§ **Short task**
Reproduce the stretch of lines from the one containing "text-line xyxy=(38,290,758,321)" through the one containing "text-fragment: sants, xyxy=(38,352,113,379)", character for character.

§ **Data excerpts**

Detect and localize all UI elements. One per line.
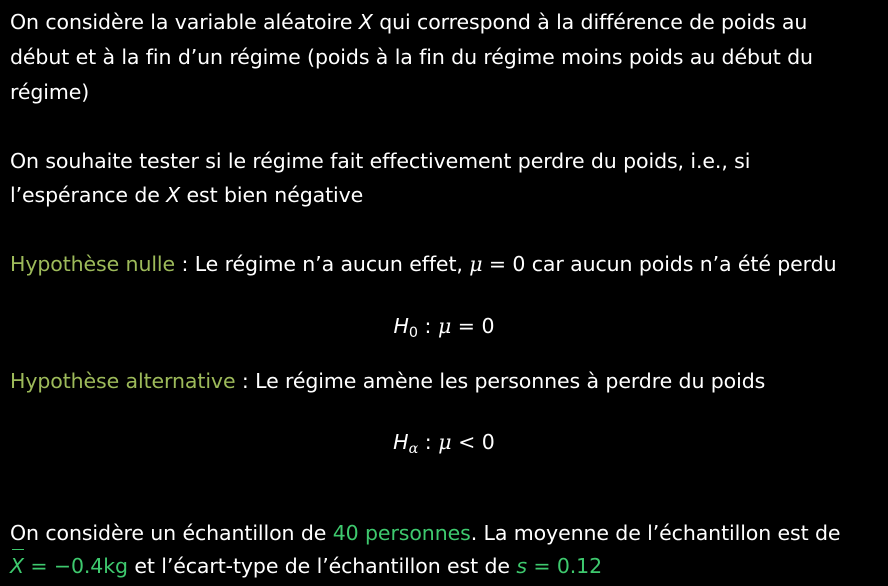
mu-symbol: μ [438, 430, 452, 454]
formula-colon: : [418, 430, 439, 454]
sample-mean [10, 554, 128, 578]
null-hypothesis-text: Le régime n’a aucun effet, [194, 252, 470, 276]
alternative-hypothesis-formula [0, 425, 888, 462]
sample-text: . La moyenne de l’échantillon est de [470, 521, 841, 545]
alternative-hypothesis-text: Le régime amène les personnes à perdre du poids [255, 369, 766, 393]
sample-size: 40 personnes [332, 521, 471, 545]
mu-symbol: μ [469, 252, 483, 276]
formula-subscript: 0 [408, 325, 418, 342]
intro-line-1 [10, 5, 807, 39]
sample-text: On considère un échantillon de [10, 521, 333, 545]
formula-h: H [393, 430, 409, 454]
mu-symbol: μ [437, 314, 452, 338]
goal-text: l’espérance de [10, 183, 167, 207]
xbar-symbol: X [10, 549, 24, 583]
null-hypothesis-label: Hypothèse nulle [10, 252, 176, 276]
null-hypothesis-formula [0, 309, 888, 346]
formula-relation: < 0 [451, 430, 495, 454]
separator: : [175, 252, 195, 276]
alternative-hypothesis-label: Hypothèse alternative [10, 369, 236, 393]
sample-std-value: = 0.12 [526, 554, 603, 578]
formula-h: H [393, 314, 409, 338]
formula-colon: : [418, 314, 438, 338]
intro-text: On considère la variable aléatoire [10, 10, 359, 34]
goal-text: est bien négative [180, 183, 364, 207]
null-hypothesis-text: car aucun poids n’a été perdu [525, 252, 837, 276]
intro-line-2: début et à la fin d’un régime (poids à la fin du régime moins poids au début du [10, 45, 813, 69]
null-hypothesis-equality: = 0 [482, 252, 526, 276]
sample-mean-value: = −0.4kg [23, 554, 128, 578]
variable-x: X [358, 10, 373, 34]
separator: : [235, 369, 256, 393]
sample-line-1 [10, 516, 840, 550]
alternative-hypothesis-line [10, 364, 765, 398]
sample-std [516, 554, 602, 578]
goal-line-1: On souhaite tester si le régime fait effectivement perdre du poids, i.e., si [10, 149, 751, 173]
sample-line-2 [10, 549, 602, 583]
s-symbol: s [516, 554, 527, 578]
variable-x: X [166, 183, 181, 207]
formula-subscript: α [408, 441, 419, 458]
intro-text: qui correspond à la différence de poids au [372, 10, 808, 34]
sample-text: et l’écart-type de l’échantillon est de [127, 554, 517, 578]
formula-relation: = 0 [451, 314, 495, 338]
intro-line-3: régime) [10, 80, 90, 104]
goal-line-2 [10, 178, 363, 212]
null-hypothesis-line [10, 247, 836, 281]
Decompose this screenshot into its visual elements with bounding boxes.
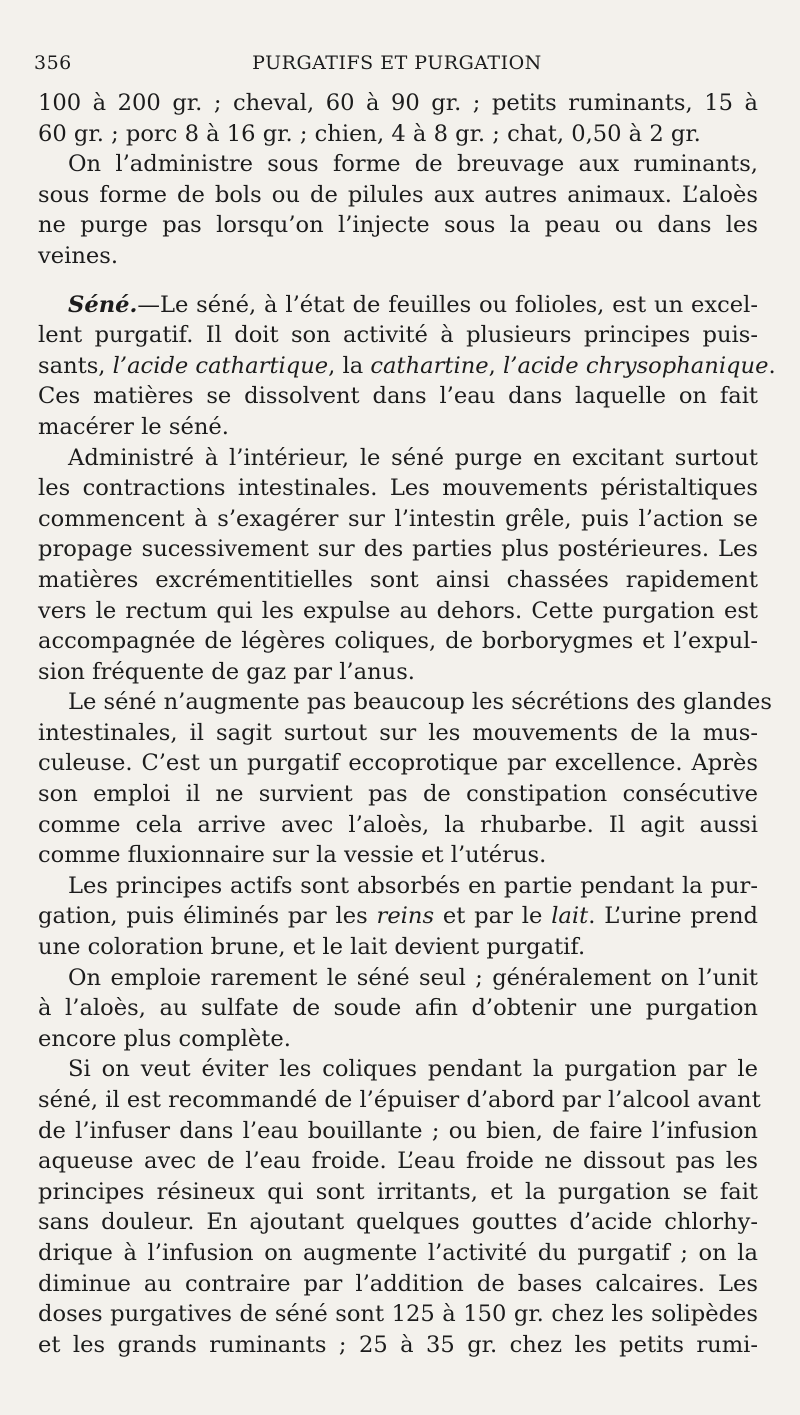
text-line xyxy=(38,290,758,321)
text-fragment: , la xyxy=(328,352,371,379)
text-line: drique à l’infusion on augmente l’activité du purgatif ; on la xyxy=(38,1239,758,1266)
text-fragment: et par le xyxy=(434,903,552,930)
text-fragment: gation, puis éliminés par les xyxy=(38,903,377,930)
text-line: 60 gr. ; porc 8 à 16 gr. ; chien, 4 à 8 gr. ; chat, 0,50 à 2 gr. xyxy=(38,120,701,147)
text-line: encore plus complète. xyxy=(38,1025,291,1052)
text-line: vers le rectum qui les expulse au dehors. Cette purgation est xyxy=(38,597,758,624)
text-fragment: sants, xyxy=(38,352,113,379)
text-line: sans douleur. En ajoutant quelques gouttes d’acide chlorhy- xyxy=(38,1209,758,1236)
text-line: Si on veut éviter les coliques pendant la purgation par le xyxy=(68,1056,758,1083)
text-line: macérer le séné. xyxy=(38,413,229,440)
italic-term: reins xyxy=(376,903,435,930)
text-line: doses purgatives de séné sont 125 à 150 gr. chez les solipèdes xyxy=(38,1301,758,1328)
text-line: intestinales, il sagit surtout sur les mouvements de la mus- xyxy=(38,719,758,746)
text-line: séné, il est recommandé de l’épuiser d’abord par l’alcool avant xyxy=(38,1087,761,1113)
text-fragment: . xyxy=(768,352,776,379)
text-line: sous forme de bols ou de pilules aux autres animaux. L’aloès xyxy=(38,181,758,208)
text-line: son emploi il ne survient pas de constipation consécutive xyxy=(38,781,758,808)
text-line: une coloration brune, et le lait devient purgatif. xyxy=(38,934,586,961)
text-line: principes résineux qui sont irritants, et la purgation se fait xyxy=(38,1178,758,1205)
text-line: On l’administre sous forme de breuvage aux ruminants, xyxy=(68,151,758,178)
text-line: propage sucessivement sur des parties plus postérieures. Les xyxy=(38,536,758,563)
text-line xyxy=(38,901,758,932)
running-title: PURGATIFS ET PURGATION xyxy=(252,52,542,74)
text-line: Administré à l’intérieur, le séné purge en excitant surtout xyxy=(68,444,758,471)
text-line: et les grands ruminants ; 25 à 35 gr. chez les petits rumi- xyxy=(38,1331,758,1358)
text-line: sion fréquente de gaz par l’anus. xyxy=(38,658,415,685)
italic-term: cathartine xyxy=(370,352,489,379)
text-fragment: —Le séné, à l’état de feuilles ou folioles, est un excel- xyxy=(137,291,758,318)
page-header xyxy=(34,52,760,82)
text-line: comme fluxionnaire sur la vessie et l’utérus. xyxy=(38,842,547,869)
section-heading: Séné. xyxy=(68,291,138,318)
text-line: On emploie rarement le séné seul ; généralement on l’unit xyxy=(68,964,758,991)
text-line: commencent à s’exagérer sur l’intestin grêle, puis l’action se xyxy=(38,505,758,532)
text-line: culeuse. C’est un purgatif eccoprotique par excellence. Après xyxy=(38,750,758,777)
text-line: aqueuse avec de l’eau froide. L’eau froide ne dissout pas les xyxy=(38,1148,758,1175)
text-line: matières excrémentitielles sont ainsi chassées rapidement xyxy=(38,566,758,593)
italic-term: l’acide chrysophanique xyxy=(503,352,769,379)
text-line: 100 à 200 gr. ; cheval, 60 à 90 gr. ; petits ruminants, 15 à xyxy=(38,90,758,116)
text-line xyxy=(38,351,776,382)
text-fragment: , xyxy=(488,352,504,379)
section-gap xyxy=(38,272,758,290)
text-line: ne purge pas lorsqu’on l’injecte sous la peau ou dans les xyxy=(38,212,758,239)
text-line: Le séné n’augmente pas beaucoup les sécrétions des glandes xyxy=(68,689,772,716)
body-text xyxy=(38,88,776,1360)
text-line: de l’infuser dans l’eau bouillante ; ou bien, de faire l’infusion xyxy=(38,1117,758,1144)
text-line: à l’aloès, au sulfate de soude afin d’obtenir une purgation xyxy=(38,995,758,1022)
italic-term: l’acide cathartique xyxy=(112,352,329,379)
text-line: lent purgatif. Il doit son activité à plusieurs principes puis- xyxy=(38,322,758,349)
text-line: veines. xyxy=(38,242,119,269)
text-line: Ces matières se dissolvent dans l’eau dans laquelle on fait xyxy=(38,383,758,410)
text-line: accompagnée de légères coliques, de borborygmes et l’expul- xyxy=(38,628,758,655)
text-line: les contractions intestinales. Les mouvements péristaltiques xyxy=(38,475,758,502)
text-fragment: . L’urine prend xyxy=(588,903,758,930)
text-line: Les principes actifs sont absorbés en partie pendant la pur- xyxy=(68,872,758,899)
italic-term: lait xyxy=(551,903,589,930)
page-number: 356 xyxy=(34,52,72,74)
text-line: diminue au contraire par l’addition de bases calcaires. Les xyxy=(38,1270,758,1297)
text-line: comme cela arrive avec l’aloès, la rhubarbe. Il agit aussi xyxy=(38,811,758,838)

§ **Response to the task**
text-line xyxy=(38,290,758,321)
text-fragment: , la xyxy=(328,352,371,379)
text-line: drique à l’infusion on augmente l’activité du purgatif ; on la xyxy=(38,1239,758,1266)
text-fragment: et par le xyxy=(434,903,552,930)
text-fragment: gation, puis éliminés par les xyxy=(38,903,377,930)
text-line: 60 gr. ; porc 8 à 16 gr. ; chien, 4 à 8 gr. ; chat, 0,50 à 2 gr. xyxy=(38,120,701,147)
text-line: encore plus complète. xyxy=(38,1025,291,1052)
text-line: vers le rectum qui les expulse au dehors. Cette purgation est xyxy=(38,597,758,624)
text-fragment: sants, xyxy=(38,352,113,379)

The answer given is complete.